Record list:
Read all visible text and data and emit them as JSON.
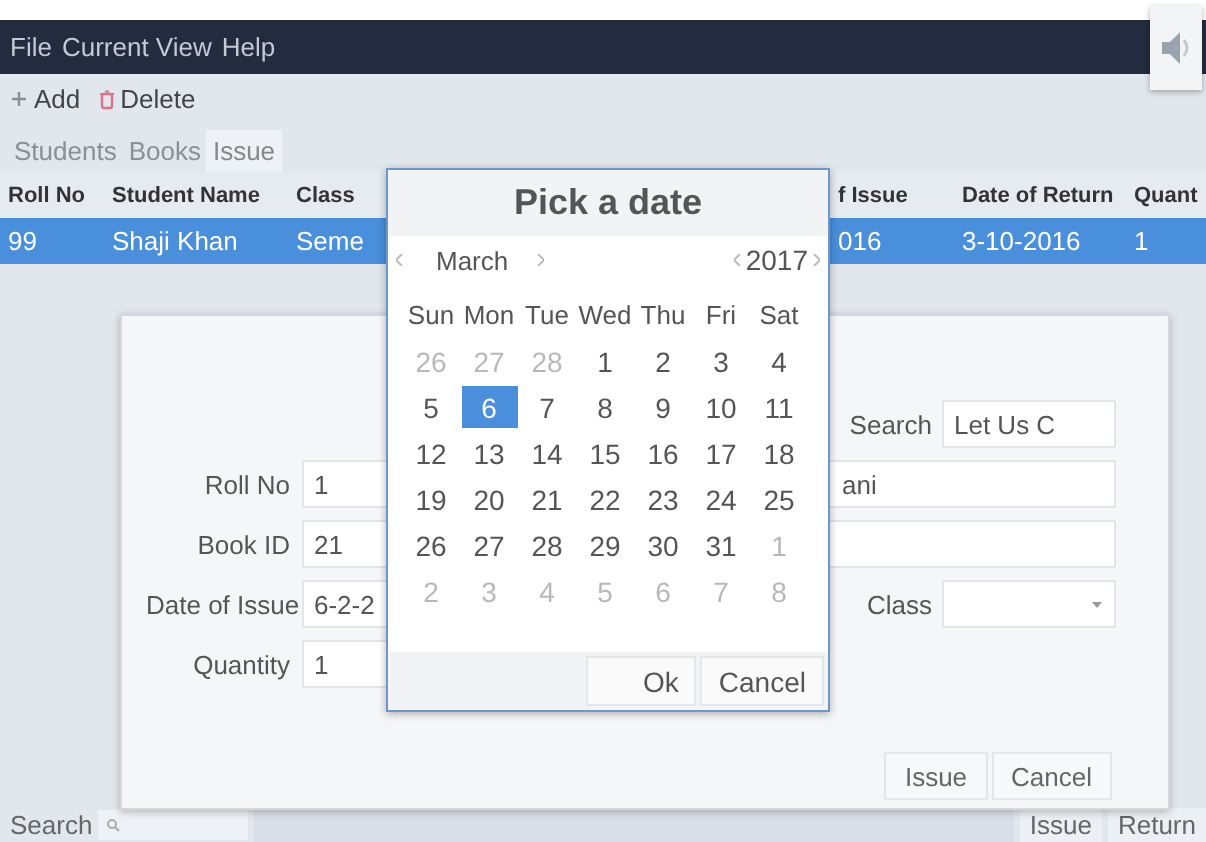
{
  "menu": [
    {
      "label": "File"
    },
    {
      "label": "Current View"
    },
    {
      "label": "Help"
    }
  ],
  "toolbar": [
    {
      "label": "Add",
      "kind": "add"
    },
    {
      "label": "Delete",
      "kind": "delete"
    }
  ],
  "tabs": [
    {
      "label": "Students",
      "selected": false
    },
    {
      "label": "Books",
      "selected": false
    },
    {
      "label": "Issue",
      "selected": true
    }
  ],
  "table": {
    "columns": [
      "Roll No",
      "Student Name",
      "Class",
      "f Issue",
      "Date of Return",
      "Quant"
    ],
    "rows": [
      {
        "cells": [
          "99",
          "Shaji Khan",
          "Seme",
          "016",
          "3-10-2016",
          "1"
        ],
        "selected": true
      }
    ]
  },
  "issue_dialog": {
    "search": {
      "label": "Search",
      "value": "Let Us C"
    },
    "fields": [
      {
        "label": "Roll No",
        "value": "1"
      },
      {
        "label": "Book ID",
        "value": "21"
      },
      {
        "label": "Date of Issue",
        "value": "6-2-2"
      },
      {
        "label": "Quantity",
        "value": "1"
      }
    ],
    "book_name": "ani",
    "class_label": "Class",
    "buttons": [
      "Issue",
      "Cancel"
    ]
  },
  "date_picker": {
    "title": "Pick a date",
    "month": "March",
    "year": "2017",
    "weekdays": [
      "Sun",
      "Mon",
      "Tue",
      "Wed",
      "Thu",
      "Fri",
      "Sat"
    ],
    "days": [
      {
        "day": "26",
        "muted": true,
        "selected": false
      },
      {
        "day": "27",
        "muted": true,
        "selected": false
      },
      {
        "day": "28",
        "muted": true,
        "selected": false
      },
      {
        "day": "1",
        "muted": false,
        "selected": false
      },
      {
        "day": "2",
        "muted": false,
        "selected": false
      },
      {
        "day": "3",
        "muted": false,
        "selected": false
      },
      {
        "day": "4",
        "muted": false,
        "selected": false
      },
      {
        "day": "5",
        "muted": false,
        "selected": false
      },
      {
        "day": "6",
        "muted": false,
        "selected": true
      },
      {
        "day": "7",
        "muted": false,
        "selected": false
      },
      {
        "day": "8",
        "muted": false,
        "selected": false
      },
      {
        "day": "9",
        "muted": false,
        "selected": false
      },
      {
        "day": "10",
        "muted": false,
        "selected": false
      },
      {
        "day": "11",
        "muted": false,
        "selected": false
      },
      {
        "day": "12",
        "muted": false,
        "selected": false
      },
      {
        "day": "13",
        "muted": false,
        "selected": false
      },
      {
        "day": "14",
        "muted": false,
        "selected": false
      },
      {
        "day": "15",
        "muted": false,
        "selected": false
      },
      {
        "day": "16",
        "muted": false,
        "selected": false
      },
      {
        "day": "17",
        "muted": false,
        "selected": false
      },
      {
        "day": "18",
        "muted": false,
        "selected": false
      },
      {
        "day": "19",
        "muted": false,
        "selected": false
      },
      {
        "day": "20",
        "muted": false,
        "selected": false
      },
      {
        "day": "21",
        "muted": false,
        "selected": false
      },
      {
        "day": "22",
        "muted": false,
        "selected": false
      },
      {
        "day": "23",
        "muted": false,
        "selected": false
      },
      {
        "day": "24",
        "muted": false,
        "selected": false
      },
      {
        "day": "25",
        "muted": false,
        "selected": false
      },
      {
        "day": "26",
        "muted": false,
        "selected": false
      },
      {
        "day": "27",
        "muted": false,
        "selected": false
      },
      {
        "day": "28",
        "muted": false,
        "selected": false
      },
      {
        "day": "29",
        "muted": false,
        "selected": false
      },
      {
        "day": "30",
        "muted": false,
        "selected": false
      },
      {
        "day": "31",
        "muted": false,
        "selected": false
      },
      {
        "day": "1",
        "muted": true,
        "selected": false
      },
      {
        "day": "2",
        "muted": true,
        "selected": false
      },
      {
        "day": "3",
        "muted": true,
        "selected": false
      },
      {
        "day": "4",
        "muted": true,
        "selected": false
      },
      {
        "day": "5",
        "muted": true,
        "selected": false
      },
      {
        "day": "6",
        "muted": true,
        "selected": false
      },
      {
        "day": "7",
        "muted": true,
        "selected": false
      },
      {
        "day": "8",
        "muted": true,
        "selected": false
      }
    ],
    "buttons": [
      "Ok",
      "Cancel"
    ]
  },
  "bottom_bar": {
    "search_label": "Search",
    "buttons": [
      "Issue",
      "Return"
    ]
  }
}
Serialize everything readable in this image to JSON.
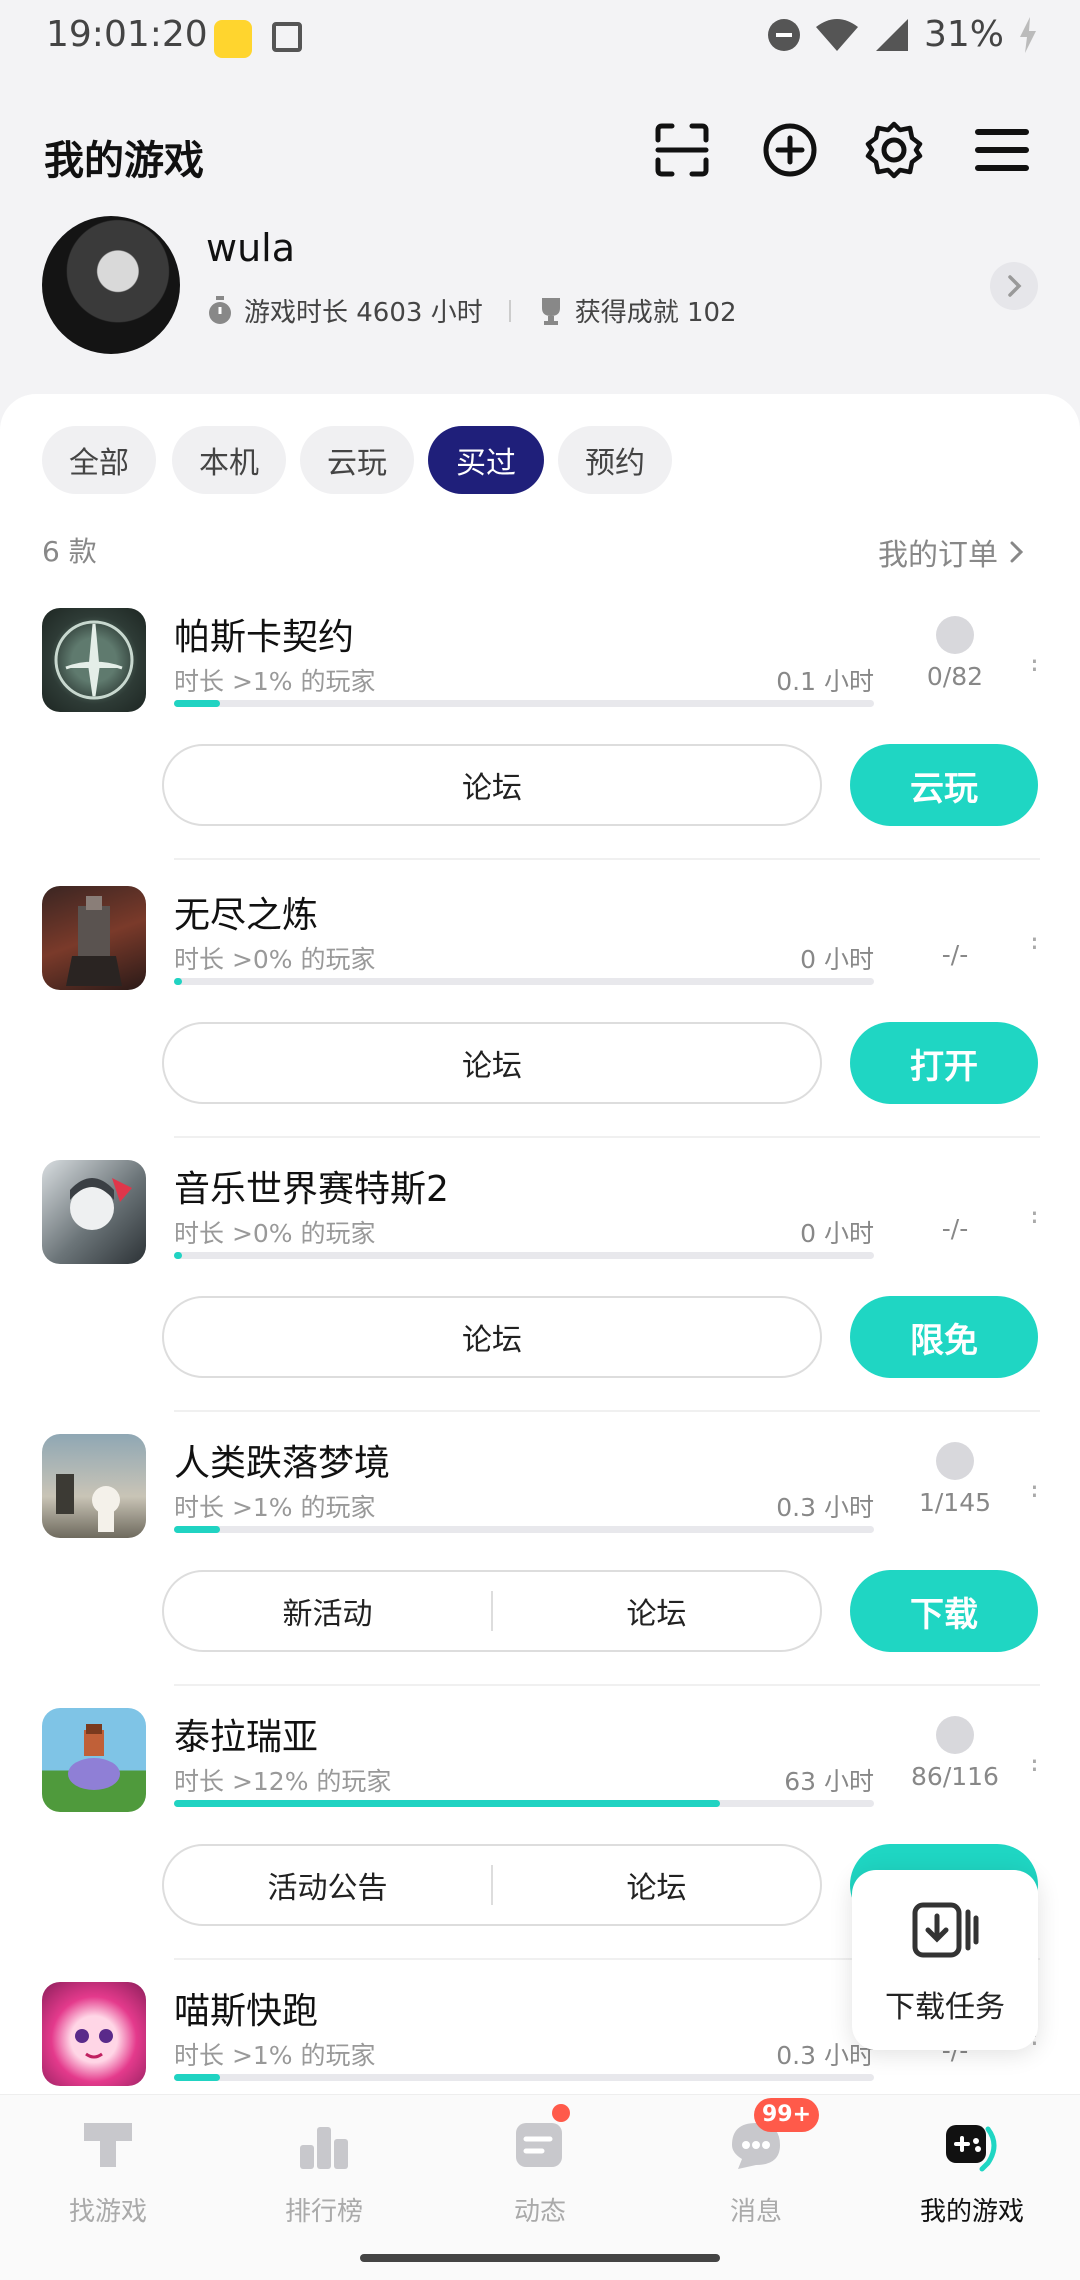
{
  "status_bar": {
    "time": "19:01:20",
    "battery": "31%"
  },
  "header": {
    "title": "我的游戏"
  },
  "profile": {
    "username": "wula",
    "playtime": "游戏时长 4603 小时",
    "achievements": "获得成就 102"
  },
  "filters": [
    "全部",
    "本机",
    "云玩",
    "买过",
    "预约"
  ],
  "active_filter": "买过",
  "list_meta": {
    "count": "6 款",
    "orders": "我的订单"
  },
  "games": [
    {
      "name": "帕斯卡契约",
      "sub": "时长 >1% 的玩家",
      "hours": "0.1 小时",
      "progress": 0.01,
      "achievements": "0/82",
      "has_trophy": true,
      "links": [
        "论坛"
      ],
      "action": "云玩"
    },
    {
      "name": "无尽之炼",
      "sub": "时长 >0% 的玩家",
      "hours": "0 小时",
      "progress": 0.0,
      "achievements": "-/-",
      "has_trophy": false,
      "links": [
        "论坛"
      ],
      "action": "打开"
    },
    {
      "name": "音乐世界赛特斯2",
      "sub": "时长 >0% 的玩家",
      "hours": "0 小时",
      "progress": 0.0,
      "achievements": "-/-",
      "has_trophy": false,
      "links": [
        "论坛"
      ],
      "action": "限免"
    },
    {
      "name": "人类跌落梦境",
      "sub": "时长 >1% 的玩家",
      "hours": "0.3 小时",
      "progress": 0.01,
      "achievements": "1/145",
      "has_trophy": true,
      "links": [
        "新活动",
        "论坛"
      ],
      "action": "下载"
    },
    {
      "name": "泰拉瑞亚",
      "sub": "时长 >12% 的玩家",
      "hours": "63 小时",
      "progress": 0.12,
      "achievements": "86/116",
      "has_trophy": true,
      "links": [
        "活动公告",
        "论坛"
      ],
      "action": ""
    },
    {
      "name": "喵斯快跑",
      "sub": "时长 >1% 的玩家",
      "hours": "0.3 小时",
      "progress": 0.01,
      "achievements": "-/-",
      "has_trophy": false,
      "links": [],
      "action": ""
    }
  ],
  "download_task": {
    "label": "下载任务"
  },
  "nav": {
    "items": [
      "找游戏",
      "排行榜",
      "动态",
      "消息",
      "我的游戏"
    ],
    "active": "我的游戏",
    "message_badge": "99+"
  },
  "colors": {
    "accent": "#1fd6c3",
    "active_chip": "#1f1f7a",
    "badge": "#ff5a4a"
  }
}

The exercise:
Your task is to gather all lines from the entries above that hold the word "achievements".

Expected answer:
    "achievements": "获得成就 102"
      "achievements": "0/82",
      "achievements": "-/-",
      "achievements": "-/-",
      "achievements": "1/145",
      "achievements": "86/116",
      "achievements": "-/-",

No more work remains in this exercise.